> What the task asks:
Transcribe the full listing exactly, and drop every picture.

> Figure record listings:
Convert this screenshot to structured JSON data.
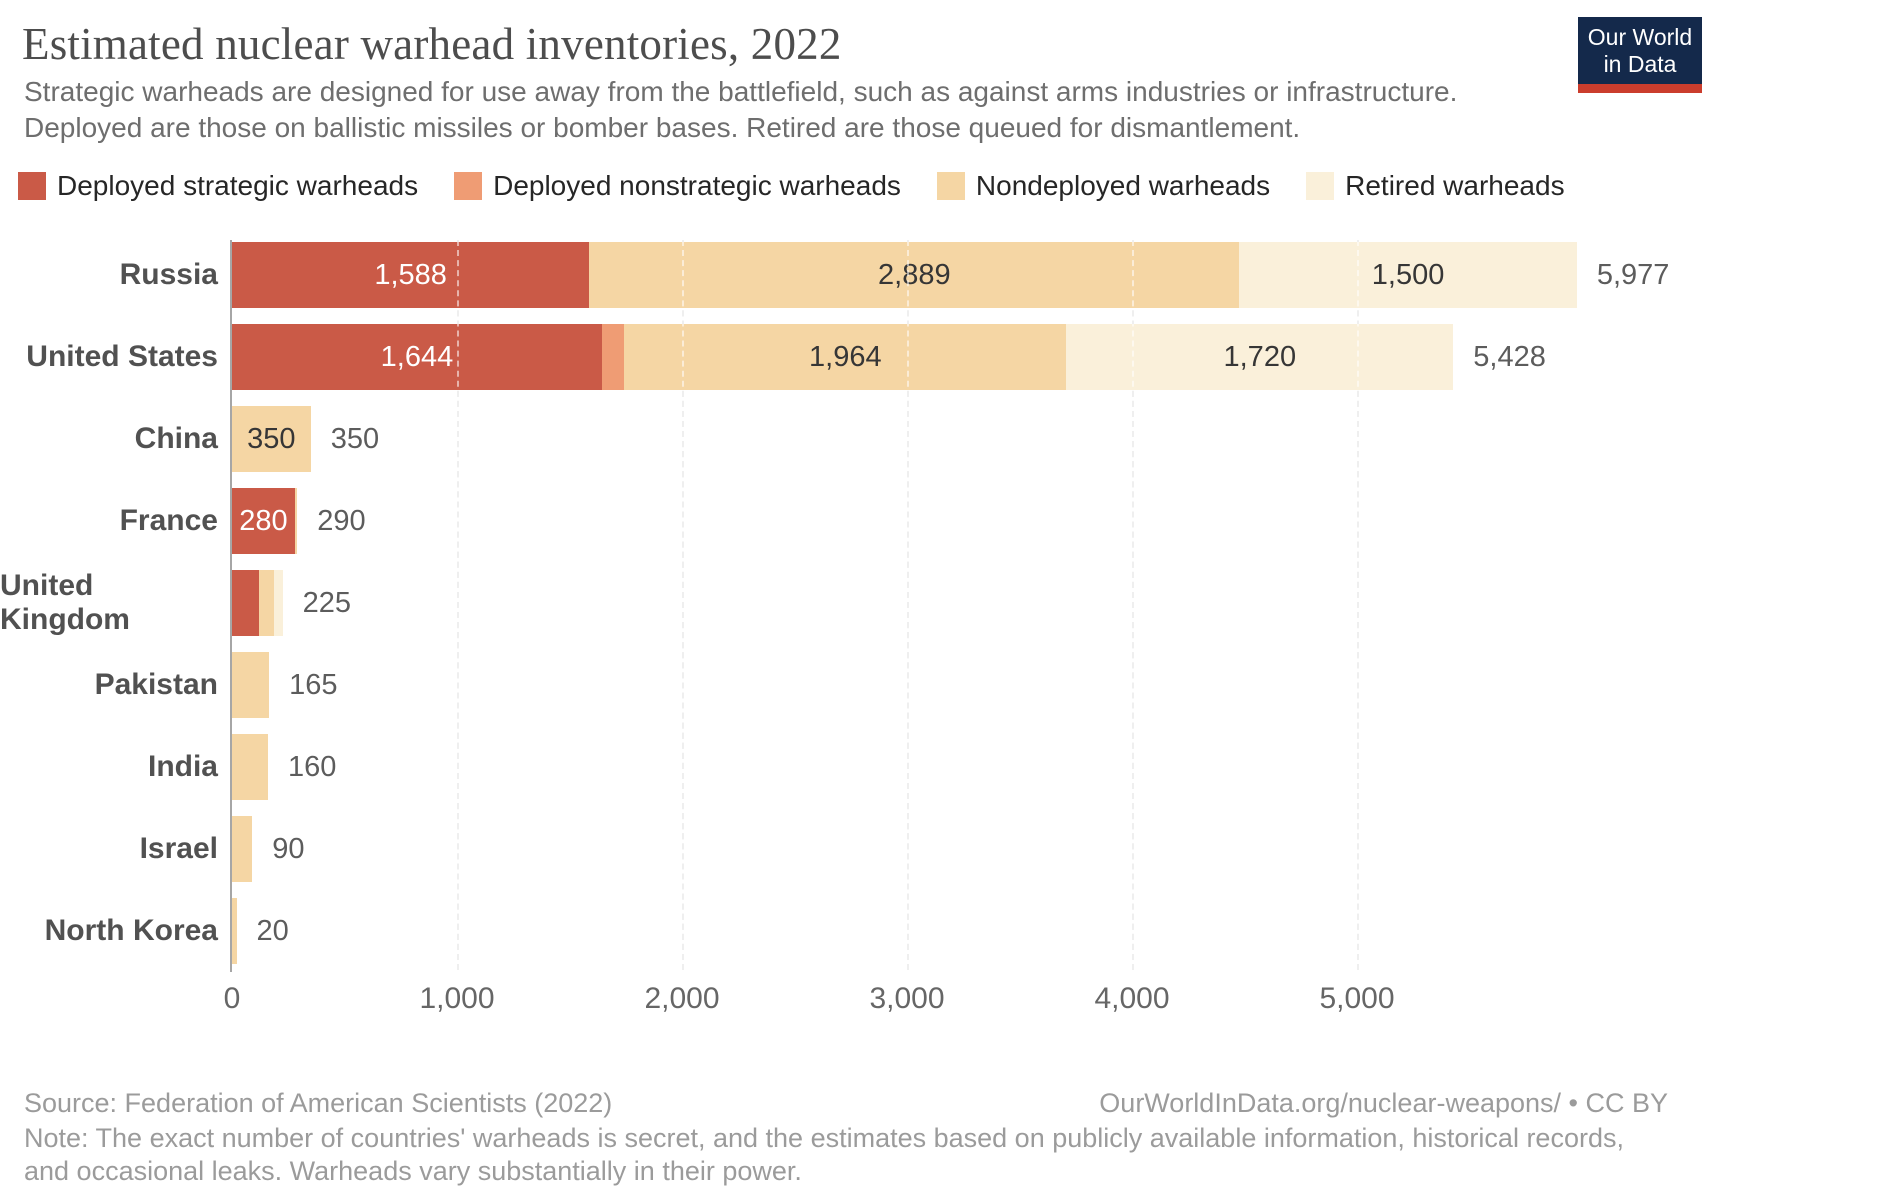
{
  "header": {
    "title": "Estimated nuclear warhead inventories, 2022",
    "subtitle_line1": "Strategic warheads are designed for use away from the battlefield, such as against arms industries or infrastructure.",
    "subtitle_line2": "Deployed are those on ballistic missiles or bomber bases. Retired are those queued for dismantlement.",
    "logo": {
      "line1": "Our World",
      "line2": "in Data",
      "bg_color": "#14294B",
      "accent_color": "#CB3D2D"
    }
  },
  "legend": {
    "items": [
      {
        "key": "deployed_strategic",
        "label": "Deployed strategic warheads",
        "color": "#CA5A47"
      },
      {
        "key": "deployed_nonstrategic",
        "label": "Deployed nonstrategic warheads",
        "color": "#EF9C74"
      },
      {
        "key": "nondeployed",
        "label": "Nondeployed warheads",
        "color": "#F5D6A4"
      },
      {
        "key": "retired",
        "label": "Retired warheads",
        "color": "#FAF0DA"
      }
    ]
  },
  "chart_data": {
    "type": "bar",
    "orientation": "horizontal",
    "title": "Estimated nuclear warhead inventories, 2022",
    "xlabel": "",
    "ylabel": "",
    "xlim": [
      0,
      5977
    ],
    "grid": true,
    "legend_position": "top",
    "colors": {
      "deployed_strategic": "#CA5A47",
      "deployed_nonstrategic": "#EF9C74",
      "nondeployed": "#F5D6A4",
      "retired": "#FAF0DA"
    },
    "x_ticks": [
      {
        "value": 0,
        "label": "0"
      },
      {
        "value": 1000,
        "label": "1,000"
      },
      {
        "value": 2000,
        "label": "2,000"
      },
      {
        "value": 3000,
        "label": "3,000"
      },
      {
        "value": 4000,
        "label": "4,000"
      },
      {
        "value": 5000,
        "label": "5,000"
      }
    ],
    "rows": [
      {
        "country": "Russia",
        "total": 5977,
        "total_label": "5,977",
        "segments": [
          {
            "series": "deployed_strategic",
            "value": 1588,
            "label": "1,588",
            "label_style": "light"
          },
          {
            "series": "nondeployed",
            "value": 2889,
            "label": "2,889",
            "label_style": "dark"
          },
          {
            "series": "retired",
            "value": 1500,
            "label": "1,500",
            "label_style": "dark"
          }
        ]
      },
      {
        "country": "United States",
        "total": 5428,
        "total_label": "5,428",
        "segments": [
          {
            "series": "deployed_strategic",
            "value": 1644,
            "label": "1,644",
            "label_style": "light"
          },
          {
            "series": "deployed_nonstrategic",
            "value": 100
          },
          {
            "series": "nondeployed",
            "value": 1964,
            "label": "1,964",
            "label_style": "dark"
          },
          {
            "series": "retired",
            "value": 1720,
            "label": "1,720",
            "label_style": "dark"
          }
        ]
      },
      {
        "country": "China",
        "total": 350,
        "total_label": "350",
        "segments": [
          {
            "series": "nondeployed",
            "value": 350,
            "label": "350",
            "label_style": "dark"
          }
        ]
      },
      {
        "country": "France",
        "total": 290,
        "total_label": "290",
        "segments": [
          {
            "series": "deployed_strategic",
            "value": 280,
            "label": "280",
            "label_style": "light"
          },
          {
            "series": "nondeployed",
            "value": 10
          }
        ]
      },
      {
        "country": "United Kingdom",
        "total": 225,
        "total_label": "225",
        "segments": [
          {
            "series": "deployed_strategic",
            "value": 120
          },
          {
            "series": "nondeployed",
            "value": 65
          },
          {
            "series": "retired",
            "value": 40
          }
        ]
      },
      {
        "country": "Pakistan",
        "total": 165,
        "total_label": "165",
        "segments": [
          {
            "series": "nondeployed",
            "value": 165
          }
        ]
      },
      {
        "country": "India",
        "total": 160,
        "total_label": "160",
        "segments": [
          {
            "series": "nondeployed",
            "value": 160
          }
        ]
      },
      {
        "country": "Israel",
        "total": 90,
        "total_label": "90",
        "segments": [
          {
            "series": "nondeployed",
            "value": 90
          }
        ]
      },
      {
        "country": "North Korea",
        "total": 20,
        "total_label": "20",
        "segments": [
          {
            "series": "nondeployed",
            "value": 20
          }
        ]
      }
    ]
  },
  "footer": {
    "source": "Source: Federation of American Scientists (2022)",
    "license": "OurWorldInData.org/nuclear-weapons/ • CC BY",
    "note": "Note: The exact number of countries' warheads is secret, and the estimates based on publicly available information, historical records, and occasional leaks. Warheads vary substantially in their power."
  }
}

> The answer:
Convert this screenshot to structured JSON data.
{
  "header": {
    "title": "Estimated nuclear warhead inventories, 2022",
    "subtitle_line1": "Strategic warheads are designed for use away from the battlefield, such as against arms industries or infrastructure.",
    "subtitle_line2": "Deployed are those on ballistic missiles or bomber bases. Retired are those queued for dismantlement.",
    "logo": {
      "line1": "Our World",
      "line2": "in Data",
      "bg_color": "#14294B",
      "accent_color": "#CB3D2D"
    }
  },
  "legend": {
    "items": [
      {
        "key": "deployed_strategic",
        "label": "Deployed strategic warheads",
        "color": "#CA5A47"
      },
      {
        "key": "deployed_nonstrategic",
        "label": "Deployed nonstrategic warheads",
        "color": "#EF9C74"
      },
      {
        "key": "nondeployed",
        "label": "Nondeployed warheads",
        "color": "#F5D6A4"
      },
      {
        "key": "retired",
        "label": "Retired warheads",
        "color": "#FAF0DA"
      }
    ]
  },
  "chart_data": {
    "type": "bar",
    "orientation": "horizontal",
    "title": "Estimated nuclear warhead inventories, 2022",
    "xlabel": "",
    "ylabel": "",
    "xlim": [
      0,
      5977
    ],
    "grid": true,
    "legend_position": "top",
    "colors": {
      "deployed_strategic": "#CA5A47",
      "deployed_nonstrategic": "#EF9C74",
      "nondeployed": "#F5D6A4",
      "retired": "#FAF0DA"
    },
    "x_ticks": [
      {
        "value": 0,
        "label": "0"
      },
      {
        "value": 1000,
        "label": "1,000"
      },
      {
        "value": 2000,
        "label": "2,000"
      },
      {
        "value": 3000,
        "label": "3,000"
      },
      {
        "value": 4000,
        "label": "4,000"
      },
      {
        "value": 5000,
        "label": "5,000"
      }
    ],
    "rows": [
      {
        "country": "Russia",
        "total": 5977,
        "total_label": "5,977",
        "segments": [
          {
            "series": "deployed_strategic",
            "value": 1588,
            "label": "1,588",
            "label_style": "light"
          },
          {
            "series": "nondeployed",
            "value": 2889,
            "label": "2,889",
            "label_style": "dark"
          },
          {
            "series": "retired",
            "value": 1500,
            "label": "1,500",
            "label_style": "dark"
          }
        ]
      },
      {
        "country": "United States",
        "total": 5428,
        "total_label": "5,428",
        "segments": [
          {
            "series": "deployed_strategic",
            "value": 1644,
            "label": "1,644",
            "label_style": "light"
          },
          {
            "series": "deployed_nonstrategic",
            "value": 100
          },
          {
            "series": "nondeployed",
            "value": 1964,
            "label": "1,964",
            "label_style": "dark"
          },
          {
            "series": "retired",
            "value": 1720,
            "label": "1,720",
            "label_style": "dark"
          }
        ]
      },
      {
        "country": "China",
        "total": 350,
        "total_label": "350",
        "segments": [
          {
            "series": "nondeployed",
            "value": 350,
            "label": "350",
            "label_style": "dark"
          }
        ]
      },
      {
        "country": "France",
        "total": 290,
        "total_label": "290",
        "segments": [
          {
            "series": "deployed_strategic",
            "value": 280,
            "label": "280",
            "label_style": "light"
          },
          {
            "series": "nondeployed",
            "value": 10
          }
        ]
      },
      {
        "country": "United Kingdom",
        "total": 225,
        "total_label": "225",
        "segments": [
          {
            "series": "deployed_strategic",
            "value": 120
          },
          {
            "series": "nondeployed",
            "value": 65
          },
          {
            "series": "retired",
            "value": 40
          }
        ]
      },
      {
        "country": "Pakistan",
        "total": 165,
        "total_label": "165",
        "segments": [
          {
            "series": "nondeployed",
            "value": 165
          }
        ]
      },
      {
        "country": "India",
        "total": 160,
        "total_label": "160",
        "segments": [
          {
            "series": "nondeployed",
            "value": 160
          }
        ]
      },
      {
        "country": "Israel",
        "total": 90,
        "total_label": "90",
        "segments": [
          {
            "series": "nondeployed",
            "value": 90
          }
        ]
      },
      {
        "country": "North Korea",
        "total": 20,
        "total_label": "20",
        "segments": [
          {
            "series": "nondeployed",
            "value": 20
          }
        ]
      }
    ]
  },
  "footer": {
    "source": "Source: Federation of American Scientists (2022)",
    "license": "OurWorldInData.org/nuclear-weapons/ • CC BY",
    "note": "Note: The exact number of countries' warheads is secret, and the estimates based on publicly available information, historical records, and occasional leaks. Warheads vary substantially in their power."
  }
}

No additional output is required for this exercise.